WHAT IS EXPECTED:
Return each line containing the string "structured".

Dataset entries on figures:
#####
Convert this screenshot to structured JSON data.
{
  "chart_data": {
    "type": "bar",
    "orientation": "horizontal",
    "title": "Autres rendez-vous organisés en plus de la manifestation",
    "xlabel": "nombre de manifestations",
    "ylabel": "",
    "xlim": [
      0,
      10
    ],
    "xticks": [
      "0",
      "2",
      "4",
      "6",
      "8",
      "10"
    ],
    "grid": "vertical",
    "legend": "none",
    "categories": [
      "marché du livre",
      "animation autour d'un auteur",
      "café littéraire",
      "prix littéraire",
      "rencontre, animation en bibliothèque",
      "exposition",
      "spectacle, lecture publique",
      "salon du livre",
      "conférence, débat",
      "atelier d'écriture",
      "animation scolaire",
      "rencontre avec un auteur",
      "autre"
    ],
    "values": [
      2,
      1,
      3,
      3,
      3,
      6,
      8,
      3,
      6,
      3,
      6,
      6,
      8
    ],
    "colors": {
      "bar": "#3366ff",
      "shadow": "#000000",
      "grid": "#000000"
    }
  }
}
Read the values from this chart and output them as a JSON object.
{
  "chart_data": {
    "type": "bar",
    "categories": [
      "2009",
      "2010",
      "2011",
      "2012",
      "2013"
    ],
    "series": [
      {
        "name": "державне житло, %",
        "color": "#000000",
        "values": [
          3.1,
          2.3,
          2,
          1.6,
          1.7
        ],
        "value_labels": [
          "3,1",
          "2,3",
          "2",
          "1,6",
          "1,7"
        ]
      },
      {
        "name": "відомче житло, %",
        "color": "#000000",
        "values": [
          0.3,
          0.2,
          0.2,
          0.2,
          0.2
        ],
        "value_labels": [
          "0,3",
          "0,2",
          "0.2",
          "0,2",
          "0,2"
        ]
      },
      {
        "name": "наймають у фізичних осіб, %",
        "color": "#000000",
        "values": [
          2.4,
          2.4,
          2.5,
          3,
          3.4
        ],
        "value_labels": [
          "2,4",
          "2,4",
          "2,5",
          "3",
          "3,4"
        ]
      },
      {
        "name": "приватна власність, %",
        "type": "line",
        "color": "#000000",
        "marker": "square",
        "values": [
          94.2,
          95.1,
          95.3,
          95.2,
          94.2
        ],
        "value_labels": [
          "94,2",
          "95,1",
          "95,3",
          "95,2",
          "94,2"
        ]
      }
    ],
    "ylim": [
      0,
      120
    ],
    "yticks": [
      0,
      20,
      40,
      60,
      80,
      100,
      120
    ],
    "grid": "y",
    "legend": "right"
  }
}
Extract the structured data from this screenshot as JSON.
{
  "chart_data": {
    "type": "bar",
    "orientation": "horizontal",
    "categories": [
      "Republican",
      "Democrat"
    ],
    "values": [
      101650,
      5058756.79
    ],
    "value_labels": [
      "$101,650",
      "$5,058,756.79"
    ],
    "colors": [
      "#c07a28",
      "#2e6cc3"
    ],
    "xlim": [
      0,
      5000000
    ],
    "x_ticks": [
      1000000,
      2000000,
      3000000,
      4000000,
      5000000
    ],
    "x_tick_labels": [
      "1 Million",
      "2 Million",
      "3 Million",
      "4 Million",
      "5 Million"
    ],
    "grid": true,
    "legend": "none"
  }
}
#####
RESPONSE FOR THIS EXERCISE:
Convert this screenshot to structured JSON data.
Extract the structured data from this screenshot as JSON.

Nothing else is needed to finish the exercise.